— WHAT IS NEEDED —
Every line that contains "Topology" must be located and copied from the data.

— DATA UNDER STUDY —
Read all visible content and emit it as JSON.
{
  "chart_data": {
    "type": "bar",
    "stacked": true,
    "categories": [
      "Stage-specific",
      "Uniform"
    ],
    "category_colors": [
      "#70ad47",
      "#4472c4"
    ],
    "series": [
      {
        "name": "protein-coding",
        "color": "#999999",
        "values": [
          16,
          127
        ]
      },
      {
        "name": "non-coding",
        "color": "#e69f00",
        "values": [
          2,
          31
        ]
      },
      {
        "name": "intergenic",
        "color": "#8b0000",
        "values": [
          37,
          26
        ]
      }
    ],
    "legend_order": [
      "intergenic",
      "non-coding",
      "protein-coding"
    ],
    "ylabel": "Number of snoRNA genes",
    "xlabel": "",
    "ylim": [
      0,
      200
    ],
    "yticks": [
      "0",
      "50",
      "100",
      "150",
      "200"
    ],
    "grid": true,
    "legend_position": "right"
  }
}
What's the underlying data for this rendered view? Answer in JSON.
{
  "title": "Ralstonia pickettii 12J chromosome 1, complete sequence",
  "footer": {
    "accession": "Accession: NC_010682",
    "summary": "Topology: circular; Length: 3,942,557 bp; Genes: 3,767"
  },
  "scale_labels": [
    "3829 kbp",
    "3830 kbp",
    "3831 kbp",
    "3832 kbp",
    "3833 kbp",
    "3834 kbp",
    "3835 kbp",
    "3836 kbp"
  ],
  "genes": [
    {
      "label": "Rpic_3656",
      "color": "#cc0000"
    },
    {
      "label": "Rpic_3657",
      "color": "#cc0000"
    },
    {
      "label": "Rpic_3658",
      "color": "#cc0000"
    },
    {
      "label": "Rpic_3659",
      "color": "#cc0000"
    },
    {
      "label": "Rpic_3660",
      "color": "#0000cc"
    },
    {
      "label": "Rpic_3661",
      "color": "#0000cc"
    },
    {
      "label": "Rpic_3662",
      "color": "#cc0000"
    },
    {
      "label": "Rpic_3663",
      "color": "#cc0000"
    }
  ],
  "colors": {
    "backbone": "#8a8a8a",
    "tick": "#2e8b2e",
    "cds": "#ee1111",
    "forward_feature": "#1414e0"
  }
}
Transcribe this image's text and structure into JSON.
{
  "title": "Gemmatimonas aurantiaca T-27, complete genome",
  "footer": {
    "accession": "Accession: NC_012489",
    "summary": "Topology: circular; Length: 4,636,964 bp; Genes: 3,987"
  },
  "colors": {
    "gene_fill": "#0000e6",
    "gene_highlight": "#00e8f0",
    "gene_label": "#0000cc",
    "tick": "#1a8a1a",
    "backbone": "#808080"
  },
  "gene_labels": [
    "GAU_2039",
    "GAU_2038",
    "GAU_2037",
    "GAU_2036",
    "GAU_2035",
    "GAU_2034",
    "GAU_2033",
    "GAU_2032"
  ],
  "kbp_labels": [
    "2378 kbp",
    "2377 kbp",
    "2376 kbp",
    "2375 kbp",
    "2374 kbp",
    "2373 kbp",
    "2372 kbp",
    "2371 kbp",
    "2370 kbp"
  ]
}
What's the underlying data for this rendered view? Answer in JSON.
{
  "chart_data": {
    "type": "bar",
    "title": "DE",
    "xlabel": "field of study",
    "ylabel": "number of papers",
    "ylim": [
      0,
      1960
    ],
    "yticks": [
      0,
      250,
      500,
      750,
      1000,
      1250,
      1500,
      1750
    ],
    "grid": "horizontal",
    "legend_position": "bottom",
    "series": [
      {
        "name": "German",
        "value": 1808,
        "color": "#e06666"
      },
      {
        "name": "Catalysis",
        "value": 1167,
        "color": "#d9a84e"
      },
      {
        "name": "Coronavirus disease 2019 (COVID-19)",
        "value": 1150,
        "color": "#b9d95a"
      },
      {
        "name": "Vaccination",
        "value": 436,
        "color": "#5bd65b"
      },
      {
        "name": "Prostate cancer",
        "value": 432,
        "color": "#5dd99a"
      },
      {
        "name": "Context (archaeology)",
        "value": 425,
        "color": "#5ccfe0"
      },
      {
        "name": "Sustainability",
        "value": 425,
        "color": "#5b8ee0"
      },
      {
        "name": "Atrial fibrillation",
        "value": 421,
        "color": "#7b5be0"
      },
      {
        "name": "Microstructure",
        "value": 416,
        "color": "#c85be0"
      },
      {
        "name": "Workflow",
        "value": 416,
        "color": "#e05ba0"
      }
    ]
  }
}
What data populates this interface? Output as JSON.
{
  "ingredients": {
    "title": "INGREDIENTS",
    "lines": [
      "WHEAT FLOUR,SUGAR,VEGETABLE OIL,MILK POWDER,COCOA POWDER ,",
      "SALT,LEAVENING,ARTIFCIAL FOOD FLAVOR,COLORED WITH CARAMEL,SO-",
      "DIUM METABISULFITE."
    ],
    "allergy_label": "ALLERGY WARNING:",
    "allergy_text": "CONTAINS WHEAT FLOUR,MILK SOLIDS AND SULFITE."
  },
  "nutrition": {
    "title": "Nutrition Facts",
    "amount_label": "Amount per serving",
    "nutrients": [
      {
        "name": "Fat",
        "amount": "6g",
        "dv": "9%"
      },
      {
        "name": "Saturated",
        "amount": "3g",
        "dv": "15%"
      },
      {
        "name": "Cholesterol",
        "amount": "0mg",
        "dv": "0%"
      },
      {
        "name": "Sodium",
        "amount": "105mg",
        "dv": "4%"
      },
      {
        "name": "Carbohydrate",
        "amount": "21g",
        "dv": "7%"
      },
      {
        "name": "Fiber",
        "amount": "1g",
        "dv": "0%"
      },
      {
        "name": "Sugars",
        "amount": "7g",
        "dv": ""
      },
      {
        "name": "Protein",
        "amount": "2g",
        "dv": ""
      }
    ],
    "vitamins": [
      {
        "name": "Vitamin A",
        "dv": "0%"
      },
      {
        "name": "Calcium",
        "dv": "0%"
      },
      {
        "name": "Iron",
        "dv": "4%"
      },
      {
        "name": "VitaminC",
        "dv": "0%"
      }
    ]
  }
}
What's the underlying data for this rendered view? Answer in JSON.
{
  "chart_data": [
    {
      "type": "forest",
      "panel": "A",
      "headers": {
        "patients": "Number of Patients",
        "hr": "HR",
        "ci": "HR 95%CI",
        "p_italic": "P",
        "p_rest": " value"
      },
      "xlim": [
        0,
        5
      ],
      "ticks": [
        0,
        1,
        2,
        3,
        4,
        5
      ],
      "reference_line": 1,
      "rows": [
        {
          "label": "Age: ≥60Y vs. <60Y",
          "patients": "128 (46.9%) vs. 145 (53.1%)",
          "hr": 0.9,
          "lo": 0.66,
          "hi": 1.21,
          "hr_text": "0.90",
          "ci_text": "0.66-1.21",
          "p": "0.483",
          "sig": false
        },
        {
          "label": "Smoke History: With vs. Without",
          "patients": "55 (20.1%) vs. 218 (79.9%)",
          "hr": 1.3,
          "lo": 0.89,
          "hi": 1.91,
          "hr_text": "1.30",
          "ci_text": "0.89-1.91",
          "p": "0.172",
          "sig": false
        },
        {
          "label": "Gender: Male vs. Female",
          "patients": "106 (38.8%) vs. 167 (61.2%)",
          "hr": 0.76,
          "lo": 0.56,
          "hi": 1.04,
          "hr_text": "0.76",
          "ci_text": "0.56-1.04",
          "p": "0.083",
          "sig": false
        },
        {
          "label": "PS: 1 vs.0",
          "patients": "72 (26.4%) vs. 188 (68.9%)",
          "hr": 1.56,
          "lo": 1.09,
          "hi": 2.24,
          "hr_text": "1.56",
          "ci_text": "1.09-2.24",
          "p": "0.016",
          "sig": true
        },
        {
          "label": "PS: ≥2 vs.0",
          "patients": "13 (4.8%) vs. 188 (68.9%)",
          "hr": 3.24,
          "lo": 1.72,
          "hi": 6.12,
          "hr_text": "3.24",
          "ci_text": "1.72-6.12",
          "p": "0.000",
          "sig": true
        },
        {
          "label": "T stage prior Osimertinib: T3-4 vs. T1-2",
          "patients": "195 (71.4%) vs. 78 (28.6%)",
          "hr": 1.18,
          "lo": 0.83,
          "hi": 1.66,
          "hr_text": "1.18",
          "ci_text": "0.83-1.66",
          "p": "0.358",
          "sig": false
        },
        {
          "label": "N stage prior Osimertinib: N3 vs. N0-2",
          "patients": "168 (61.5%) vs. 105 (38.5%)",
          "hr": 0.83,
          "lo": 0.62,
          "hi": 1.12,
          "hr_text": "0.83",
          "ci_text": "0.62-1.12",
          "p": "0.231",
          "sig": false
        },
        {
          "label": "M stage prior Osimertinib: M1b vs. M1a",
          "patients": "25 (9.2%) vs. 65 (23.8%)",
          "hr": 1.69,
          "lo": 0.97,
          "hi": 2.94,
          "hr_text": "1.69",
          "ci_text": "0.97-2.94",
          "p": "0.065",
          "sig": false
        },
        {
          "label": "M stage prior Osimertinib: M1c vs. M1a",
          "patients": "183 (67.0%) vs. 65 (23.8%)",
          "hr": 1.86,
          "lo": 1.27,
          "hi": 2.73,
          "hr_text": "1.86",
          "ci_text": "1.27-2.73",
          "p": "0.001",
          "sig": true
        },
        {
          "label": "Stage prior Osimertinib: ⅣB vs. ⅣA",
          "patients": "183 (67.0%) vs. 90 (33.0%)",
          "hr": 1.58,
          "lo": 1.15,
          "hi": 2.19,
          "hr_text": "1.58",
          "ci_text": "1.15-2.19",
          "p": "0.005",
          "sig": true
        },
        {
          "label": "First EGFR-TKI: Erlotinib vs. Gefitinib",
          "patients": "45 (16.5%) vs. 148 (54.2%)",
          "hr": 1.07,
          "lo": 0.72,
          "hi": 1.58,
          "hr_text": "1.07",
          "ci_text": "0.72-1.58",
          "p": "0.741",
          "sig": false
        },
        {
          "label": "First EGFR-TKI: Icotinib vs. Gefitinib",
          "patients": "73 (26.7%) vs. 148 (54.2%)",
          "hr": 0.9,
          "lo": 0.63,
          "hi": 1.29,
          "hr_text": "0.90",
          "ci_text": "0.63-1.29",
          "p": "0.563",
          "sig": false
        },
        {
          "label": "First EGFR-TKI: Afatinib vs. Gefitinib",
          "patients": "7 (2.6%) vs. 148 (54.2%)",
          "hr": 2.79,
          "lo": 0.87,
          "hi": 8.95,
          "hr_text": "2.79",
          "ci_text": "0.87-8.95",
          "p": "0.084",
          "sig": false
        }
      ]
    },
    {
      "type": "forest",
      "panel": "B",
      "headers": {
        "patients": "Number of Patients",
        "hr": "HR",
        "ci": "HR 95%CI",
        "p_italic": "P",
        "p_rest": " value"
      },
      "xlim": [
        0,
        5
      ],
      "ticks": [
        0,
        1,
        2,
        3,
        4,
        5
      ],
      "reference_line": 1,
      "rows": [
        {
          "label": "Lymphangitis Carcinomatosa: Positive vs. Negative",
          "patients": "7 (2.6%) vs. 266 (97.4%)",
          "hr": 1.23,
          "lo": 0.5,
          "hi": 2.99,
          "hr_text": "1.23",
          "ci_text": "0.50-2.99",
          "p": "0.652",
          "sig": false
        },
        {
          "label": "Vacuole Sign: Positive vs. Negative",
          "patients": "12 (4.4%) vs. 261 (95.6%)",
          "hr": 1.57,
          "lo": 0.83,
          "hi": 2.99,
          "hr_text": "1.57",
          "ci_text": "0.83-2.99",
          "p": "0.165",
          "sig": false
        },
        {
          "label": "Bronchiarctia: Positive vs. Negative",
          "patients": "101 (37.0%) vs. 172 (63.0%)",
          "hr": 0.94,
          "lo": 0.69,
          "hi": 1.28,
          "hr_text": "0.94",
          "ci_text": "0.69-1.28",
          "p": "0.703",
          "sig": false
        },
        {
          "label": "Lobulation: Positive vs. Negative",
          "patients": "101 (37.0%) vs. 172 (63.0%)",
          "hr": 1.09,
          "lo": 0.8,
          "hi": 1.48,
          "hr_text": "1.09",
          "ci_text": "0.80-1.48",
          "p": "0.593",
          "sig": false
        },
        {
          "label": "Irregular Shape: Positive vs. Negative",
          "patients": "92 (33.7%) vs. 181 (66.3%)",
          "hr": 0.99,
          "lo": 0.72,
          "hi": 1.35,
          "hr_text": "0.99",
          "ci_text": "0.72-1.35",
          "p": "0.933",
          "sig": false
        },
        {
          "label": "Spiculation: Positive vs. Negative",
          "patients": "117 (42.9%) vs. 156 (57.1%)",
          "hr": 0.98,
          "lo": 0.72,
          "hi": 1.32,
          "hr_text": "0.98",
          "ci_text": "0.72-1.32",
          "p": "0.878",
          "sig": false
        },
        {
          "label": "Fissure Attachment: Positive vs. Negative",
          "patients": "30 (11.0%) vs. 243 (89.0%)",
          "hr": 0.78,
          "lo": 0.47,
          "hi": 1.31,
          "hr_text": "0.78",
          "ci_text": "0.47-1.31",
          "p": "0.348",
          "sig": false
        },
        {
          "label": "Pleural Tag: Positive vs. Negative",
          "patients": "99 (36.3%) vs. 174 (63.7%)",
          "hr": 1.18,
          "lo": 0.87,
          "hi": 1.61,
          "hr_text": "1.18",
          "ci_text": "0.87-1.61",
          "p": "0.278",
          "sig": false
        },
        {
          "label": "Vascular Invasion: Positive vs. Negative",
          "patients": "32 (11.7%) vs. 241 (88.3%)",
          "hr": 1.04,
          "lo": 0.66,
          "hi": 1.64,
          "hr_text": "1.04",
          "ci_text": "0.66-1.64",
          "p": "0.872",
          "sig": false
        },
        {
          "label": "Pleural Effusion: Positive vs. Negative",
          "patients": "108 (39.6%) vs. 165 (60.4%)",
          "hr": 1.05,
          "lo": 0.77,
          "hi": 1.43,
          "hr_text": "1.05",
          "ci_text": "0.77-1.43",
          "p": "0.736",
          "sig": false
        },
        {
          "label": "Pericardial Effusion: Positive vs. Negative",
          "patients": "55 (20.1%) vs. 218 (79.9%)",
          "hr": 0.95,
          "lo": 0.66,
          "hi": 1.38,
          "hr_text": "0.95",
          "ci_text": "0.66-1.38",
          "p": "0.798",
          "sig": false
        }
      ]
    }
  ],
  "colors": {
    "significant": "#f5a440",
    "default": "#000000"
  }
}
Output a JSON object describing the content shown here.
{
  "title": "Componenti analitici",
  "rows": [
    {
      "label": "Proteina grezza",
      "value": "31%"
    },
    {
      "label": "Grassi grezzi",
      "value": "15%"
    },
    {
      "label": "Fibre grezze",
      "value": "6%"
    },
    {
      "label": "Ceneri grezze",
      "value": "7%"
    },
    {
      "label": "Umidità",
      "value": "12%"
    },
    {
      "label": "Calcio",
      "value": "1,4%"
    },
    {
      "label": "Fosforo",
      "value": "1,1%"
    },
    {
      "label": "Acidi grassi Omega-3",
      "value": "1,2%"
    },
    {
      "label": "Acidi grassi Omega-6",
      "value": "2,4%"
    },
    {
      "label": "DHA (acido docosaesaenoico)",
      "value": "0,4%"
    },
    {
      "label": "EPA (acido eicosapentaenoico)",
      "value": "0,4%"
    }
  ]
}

— PROBLEM SOLUTION —
    "summary": "Topology: circular; Length: 3,942,557 bp; Genes: 3,767"
    "summary": "Topology: circular; Length: 4,636,964 bp; Genes: 3,987"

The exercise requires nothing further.